Read the data and repeat all of it exactly.
##############################
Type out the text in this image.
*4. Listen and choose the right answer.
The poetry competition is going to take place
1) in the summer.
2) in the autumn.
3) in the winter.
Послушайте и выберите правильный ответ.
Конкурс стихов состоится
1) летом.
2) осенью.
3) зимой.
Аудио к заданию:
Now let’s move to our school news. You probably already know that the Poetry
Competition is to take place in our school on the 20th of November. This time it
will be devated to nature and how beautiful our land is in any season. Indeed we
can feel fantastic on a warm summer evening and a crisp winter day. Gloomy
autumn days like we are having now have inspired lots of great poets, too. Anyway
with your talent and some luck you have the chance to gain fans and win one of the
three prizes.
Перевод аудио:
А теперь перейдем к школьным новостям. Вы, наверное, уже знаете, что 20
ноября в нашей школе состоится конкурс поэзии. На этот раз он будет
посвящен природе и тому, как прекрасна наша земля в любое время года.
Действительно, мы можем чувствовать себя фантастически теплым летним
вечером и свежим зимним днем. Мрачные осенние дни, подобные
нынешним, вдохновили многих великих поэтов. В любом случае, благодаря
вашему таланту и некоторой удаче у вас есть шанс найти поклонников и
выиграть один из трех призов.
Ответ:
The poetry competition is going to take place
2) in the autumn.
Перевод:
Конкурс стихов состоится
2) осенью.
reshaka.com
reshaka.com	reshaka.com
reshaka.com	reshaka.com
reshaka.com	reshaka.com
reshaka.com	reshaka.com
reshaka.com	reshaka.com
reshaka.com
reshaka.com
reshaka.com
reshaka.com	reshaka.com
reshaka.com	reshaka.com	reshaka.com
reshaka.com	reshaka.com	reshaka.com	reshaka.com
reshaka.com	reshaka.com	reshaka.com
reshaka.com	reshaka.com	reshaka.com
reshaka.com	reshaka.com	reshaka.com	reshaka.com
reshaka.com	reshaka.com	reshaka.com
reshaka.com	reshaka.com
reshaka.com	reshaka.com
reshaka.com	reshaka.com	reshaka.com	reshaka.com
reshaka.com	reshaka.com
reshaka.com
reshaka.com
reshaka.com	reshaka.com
##############################
▶ _CORRECT RESPONSE_
Type out the text in this image.
*4. Listen and choose the right answer.
The poetry competition is going to take place
1) in the summer.
2) in the autumn.
3) in the winter.
Послушайте и выберите правильный ответ.
Конкурс стихов состоится
1) летом.
2) осенью.
3) зимой.
Аудио к заданию:
Now let’s move to our school news. You probably already know that the Poetry
Competition is to take place in our school on the 20th of November. This time it
will be devated to nature and how beautiful our land is in any season. Indeed we
can feel fantastic on a warm summer evening and a crisp winter day. Gloomy
autumn days like we are having now have inspired lots of great poets, too. Anyway
with your talent and some luck you have the chance to gain fans and win one of the
three prizes.
Перевод аудио:
А теперь перейдем к школьным новостям. Вы, наверное, уже знаете, что 20
ноября в нашей школе состоится конкурс поэзии. На этот раз он будет
посвящен природе и тому, как прекрасна наша земля в любое время года.
Действительно, мы можем чувствовать себя фантастически теплым летним
вечером и свежим зимним днем. Мрачные осенние дни, подобные
нынешним, вдохновили многих великих поэтов. В любом случае, благодаря
вашему таланту и некоторой удаче у вас есть шанс найти поклонников и
выиграть один из трех призов.
Ответ:
The poetry competition is going to take place
2) in the autumn.
Перевод:
Конкурс стихов состоится
2) осенью.
reshaka.com
reshaka.com	reshaka.com
reshaka.com	reshaka.com
reshaka.com	reshaka.com
reshaka.com	reshaka.com
reshaka.com	reshaka.com
reshaka.com
reshaka.com
reshaka.com
reshaka.com	reshaka.com
reshaka.com	reshaka.com	reshaka.com
reshaka.com	reshaka.com	reshaka.com	reshaka.com
reshaka.com	reshaka.com	reshaka.com
reshaka.com	reshaka.com	reshaka.com
reshaka.com	reshaka.com	reshaka.com	reshaka.com
reshaka.com	reshaka.com	reshaka.com
reshaka.com	reshaka.com
reshaka.com	reshaka.com
reshaka.com	reshaka.com	reshaka.com	reshaka.com
reshaka.com	reshaka.com
reshaka.com
reshaka.com
reshaka.com	reshaka.com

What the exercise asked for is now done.